**What is asked**
Transcribe each record exactly. Include every one.

**Data lines**
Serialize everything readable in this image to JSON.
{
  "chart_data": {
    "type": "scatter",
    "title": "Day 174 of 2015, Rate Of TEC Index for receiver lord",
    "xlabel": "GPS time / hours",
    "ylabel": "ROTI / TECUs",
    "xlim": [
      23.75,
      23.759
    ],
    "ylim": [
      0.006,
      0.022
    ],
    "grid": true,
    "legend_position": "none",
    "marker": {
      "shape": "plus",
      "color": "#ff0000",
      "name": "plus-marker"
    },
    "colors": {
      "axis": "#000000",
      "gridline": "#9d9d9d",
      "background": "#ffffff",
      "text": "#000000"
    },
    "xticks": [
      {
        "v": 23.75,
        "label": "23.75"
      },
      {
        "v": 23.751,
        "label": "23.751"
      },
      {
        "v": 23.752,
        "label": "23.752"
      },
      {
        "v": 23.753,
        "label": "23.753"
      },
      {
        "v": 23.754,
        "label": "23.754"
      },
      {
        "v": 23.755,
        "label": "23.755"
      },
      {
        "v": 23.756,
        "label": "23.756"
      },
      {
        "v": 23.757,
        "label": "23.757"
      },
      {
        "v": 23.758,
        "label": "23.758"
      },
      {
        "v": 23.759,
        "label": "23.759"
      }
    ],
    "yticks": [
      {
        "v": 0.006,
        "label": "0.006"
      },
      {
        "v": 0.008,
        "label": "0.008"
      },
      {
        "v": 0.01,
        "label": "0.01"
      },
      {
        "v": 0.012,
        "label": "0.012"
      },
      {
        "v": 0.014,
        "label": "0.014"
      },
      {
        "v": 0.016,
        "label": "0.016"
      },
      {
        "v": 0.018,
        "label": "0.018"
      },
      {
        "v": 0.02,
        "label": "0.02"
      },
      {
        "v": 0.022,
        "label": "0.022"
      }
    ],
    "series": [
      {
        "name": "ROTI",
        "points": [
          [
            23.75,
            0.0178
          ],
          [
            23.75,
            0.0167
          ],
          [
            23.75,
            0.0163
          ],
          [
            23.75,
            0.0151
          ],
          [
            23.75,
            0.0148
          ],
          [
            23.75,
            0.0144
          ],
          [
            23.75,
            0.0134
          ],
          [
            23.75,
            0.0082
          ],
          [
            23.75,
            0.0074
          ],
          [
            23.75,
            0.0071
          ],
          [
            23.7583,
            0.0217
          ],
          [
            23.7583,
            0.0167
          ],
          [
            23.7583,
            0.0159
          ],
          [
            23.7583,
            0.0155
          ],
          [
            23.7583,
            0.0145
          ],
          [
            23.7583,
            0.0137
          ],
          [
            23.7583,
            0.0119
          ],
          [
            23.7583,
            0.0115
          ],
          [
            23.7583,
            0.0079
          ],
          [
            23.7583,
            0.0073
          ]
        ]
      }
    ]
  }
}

**Solution for this exercise**
Serialize everything readable in this image to JSON.
{
  "chart_data": {
    "type": "scatter",
    "title": "Day 174 of 2015, Rate Of TEC Index for receiver lord",
    "xlabel": "GPS time / hours",
    "ylabel": "ROTI / TECUs",
    "xlim": [
      23.75,
      23.759
    ],
    "ylim": [
      0.006,
      0.022
    ],
    "grid": true,
    "legend_position": "none",
    "marker": {
      "shape": "plus",
      "color": "#ff0000",
      "name": "plus-marker"
    },
    "colors": {
      "axis": "#000000",
      "gridline": "#9d9d9d",
      "background": "#ffffff",
      "text": "#000000"
    },
    "xticks": [
      {
        "v": 23.75,
        "label": "23.75"
      },
      {
        "v": 23.751,
        "label": "23.751"
      },
      {
        "v": 23.752,
        "label": "23.752"
      },
      {
        "v": 23.753,
        "label": "23.753"
      },
      {
        "v": 23.754,
        "label": "23.754"
      },
      {
        "v": 23.755,
        "label": "23.755"
      },
      {
        "v": 23.756,
        "label": "23.756"
      },
      {
        "v": 23.757,
        "label": "23.757"
      },
      {
        "v": 23.758,
        "label": "23.758"
      },
      {
        "v": 23.759,
        "label": "23.759"
      }
    ],
    "yticks": [
      {
        "v": 0.006,
        "label": "0.006"
      },
      {
        "v": 0.008,
        "label": "0.008"
      },
      {
        "v": 0.01,
        "label": "0.01"
      },
      {
        "v": 0.012,
        "label": "0.012"
      },
      {
        "v": 0.014,
        "label": "0.014"
      },
      {
        "v": 0.016,
        "label": "0.016"
      },
      {
        "v": 0.018,
        "label": "0.018"
      },
      {
        "v": 0.02,
        "label": "0.02"
      },
      {
        "v": 0.022,
        "label": "0.022"
      }
    ],
    "series": [
      {
        "name": "ROTI",
        "points": [
          [
            23.75,
            0.0178
          ],
          [
            23.75,
            0.0167
          ],
          [
            23.75,
            0.0163
          ],
          [
            23.75,
            0.0151
          ],
          [
            23.75,
            0.0148
          ],
          [
            23.75,
            0.0144
          ],
          [
            23.75,
            0.0134
          ],
          [
            23.75,
            0.0082
          ],
          [
            23.75,
            0.0074
          ],
          [
            23.75,
            0.0071
          ],
          [
            23.7583,
            0.0217
          ],
          [
            23.7583,
            0.0167
          ],
          [
            23.7583,
            0.0159
          ],
          [
            23.7583,
            0.0155
          ],
          [
            23.7583,
            0.0145
          ],
          [
            23.7583,
            0.0137
          ],
          [
            23.7583,
            0.0119
          ],
          [
            23.7583,
            0.0115
          ],
          [
            23.7583,
            0.0079
          ],
          [
            23.7583,
            0.0073
          ]
        ]
      }
    ]
  }
}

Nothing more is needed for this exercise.